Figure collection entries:
-------------------------

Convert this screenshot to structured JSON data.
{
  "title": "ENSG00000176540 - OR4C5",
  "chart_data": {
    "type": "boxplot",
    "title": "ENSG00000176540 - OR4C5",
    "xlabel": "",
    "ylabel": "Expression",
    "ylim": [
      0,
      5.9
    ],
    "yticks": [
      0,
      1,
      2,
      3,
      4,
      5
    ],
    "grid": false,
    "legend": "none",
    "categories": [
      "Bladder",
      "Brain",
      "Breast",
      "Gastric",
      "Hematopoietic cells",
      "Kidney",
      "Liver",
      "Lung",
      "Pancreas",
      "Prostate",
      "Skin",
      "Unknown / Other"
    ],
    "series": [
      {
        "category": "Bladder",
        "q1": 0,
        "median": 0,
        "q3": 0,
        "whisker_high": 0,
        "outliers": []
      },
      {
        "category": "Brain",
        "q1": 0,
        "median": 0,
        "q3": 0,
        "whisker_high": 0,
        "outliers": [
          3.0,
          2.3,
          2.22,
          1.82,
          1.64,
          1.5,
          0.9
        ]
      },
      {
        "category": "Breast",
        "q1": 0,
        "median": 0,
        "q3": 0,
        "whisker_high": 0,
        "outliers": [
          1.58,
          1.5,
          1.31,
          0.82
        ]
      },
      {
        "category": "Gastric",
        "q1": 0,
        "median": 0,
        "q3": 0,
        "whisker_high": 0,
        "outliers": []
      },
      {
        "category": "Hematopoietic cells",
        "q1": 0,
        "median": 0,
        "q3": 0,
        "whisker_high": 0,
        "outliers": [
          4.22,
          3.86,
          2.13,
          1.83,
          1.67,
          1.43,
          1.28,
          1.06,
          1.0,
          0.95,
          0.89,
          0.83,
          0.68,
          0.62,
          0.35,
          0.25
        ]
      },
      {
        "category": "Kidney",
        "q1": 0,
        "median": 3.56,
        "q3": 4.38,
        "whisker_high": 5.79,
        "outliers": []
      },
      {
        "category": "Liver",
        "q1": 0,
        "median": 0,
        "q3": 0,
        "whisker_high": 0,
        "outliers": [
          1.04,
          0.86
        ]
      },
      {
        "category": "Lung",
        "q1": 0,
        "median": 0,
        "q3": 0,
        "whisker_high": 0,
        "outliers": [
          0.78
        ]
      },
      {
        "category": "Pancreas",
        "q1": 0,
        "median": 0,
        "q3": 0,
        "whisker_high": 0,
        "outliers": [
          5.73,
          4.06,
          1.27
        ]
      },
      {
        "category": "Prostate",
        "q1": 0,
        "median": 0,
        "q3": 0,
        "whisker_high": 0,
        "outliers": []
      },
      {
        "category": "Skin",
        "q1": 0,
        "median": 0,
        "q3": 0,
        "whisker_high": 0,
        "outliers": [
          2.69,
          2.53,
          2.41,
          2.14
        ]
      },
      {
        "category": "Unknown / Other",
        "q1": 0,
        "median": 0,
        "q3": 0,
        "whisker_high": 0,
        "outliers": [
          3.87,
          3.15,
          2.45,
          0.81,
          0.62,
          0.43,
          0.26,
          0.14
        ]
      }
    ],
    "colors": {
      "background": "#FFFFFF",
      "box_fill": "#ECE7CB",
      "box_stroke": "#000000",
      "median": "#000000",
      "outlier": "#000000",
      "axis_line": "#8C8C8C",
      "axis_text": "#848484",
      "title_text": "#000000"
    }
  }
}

-------------------------

◆ **Task details**: Word for word, return the entire set of entries.

◆ **Exercise output**:
Convert this screenshot to structured JSON data.
{
  "title": "ENSG00000176540 - OR4C5",
  "chart_data": {
    "type": "boxplot",
    "title": "ENSG00000176540 - OR4C5",
    "xlabel": "",
    "ylabel": "Expression",
    "ylim": [
      0,
      5.9
    ],
    "yticks": [
      0,
      1,
      2,
      3,
      4,
      5
    ],
    "grid": false,
    "legend": "none",
    "categories": [
      "Bladder",
      "Brain",
      "Breast",
      "Gastric",
      "Hematopoietic cells",
      "Kidney",
      "Liver",
      "Lung",
      "Pancreas",
      "Prostate",
      "Skin",
      "Unknown / Other"
    ],
    "series": [
      {
        "category": "Bladder",
        "q1": 0,
        "median": 0,
        "q3": 0,
        "whisker_high": 0,
        "outliers": []
      },
      {
        "category": "Brain",
        "q1": 0,
        "median": 0,
        "q3": 0,
        "whisker_high": 0,
        "outliers": [
          3.0,
          2.3,
          2.22,
          1.82,
          1.64,
          1.5,
          0.9
        ]
      },
      {
        "category": "Breast",
        "q1": 0,
        "median": 0,
        "q3": 0,
        "whisker_high": 0,
        "outliers": [
          1.58,
          1.5,
          1.31,
          0.82
        ]
      },
      {
        "category": "Gastric",
        "q1": 0,
        "median": 0,
        "q3": 0,
        "whisker_high": 0,
        "outliers": []
      },
      {
        "category": "Hematopoietic cells",
        "q1": 0,
        "median": 0,
        "q3": 0,
        "whisker_high": 0,
        "outliers": [
          4.22,
          3.86,
          2.13,
          1.83,
          1.67,
          1.43,
          1.28,
          1.06,
          1.0,
          0.95,
          0.89,
          0.83,
          0.68,
          0.62,
          0.35,
          0.25
        ]
      },
      {
        "category": "Kidney",
        "q1": 0,
        "median": 3.56,
        "q3": 4.38,
        "whisker_high": 5.79,
        "outliers": []
      },
      {
        "category": "Liver",
        "q1": 0,
        "median": 0,
        "q3": 0,
        "whisker_high": 0,
        "outliers": [
          1.04,
          0.86
        ]
      },
      {
        "category": "Lung",
        "q1": 0,
        "median": 0,
        "q3": 0,
        "whisker_high": 0,
        "outliers": [
          0.78
        ]
      },
      {
        "category": "Pancreas",
        "q1": 0,
        "median": 0,
        "q3": 0,
        "whisker_high": 0,
        "outliers": [
          5.73,
          4.06,
          1.27
        ]
      },
      {
        "category": "Prostate",
        "q1": 0,
        "median": 0,
        "q3": 0,
        "whisker_high": 0,
        "outliers": []
      },
      {
        "category": "Skin",
        "q1": 0,
        "median": 0,
        "q3": 0,
        "whisker_high": 0,
        "outliers": [
          2.69,
          2.53,
          2.41,
          2.14
        ]
      },
      {
        "category": "Unknown / Other",
        "q1": 0,
        "median": 0,
        "q3": 0,
        "whisker_high": 0,
        "outliers": [
          3.87,
          3.15,
          2.45,
          0.81,
          0.62,
          0.43,
          0.26,
          0.14
        ]
      }
    ],
    "colors": {
      "background": "#FFFFFF",
      "box_fill": "#ECE7CB",
      "box_stroke": "#000000",
      "median": "#000000",
      "outlier": "#000000",
      "axis_line": "#8C8C8C",
      "axis_text": "#848484",
      "title_text": "#000000"
    }
  }
}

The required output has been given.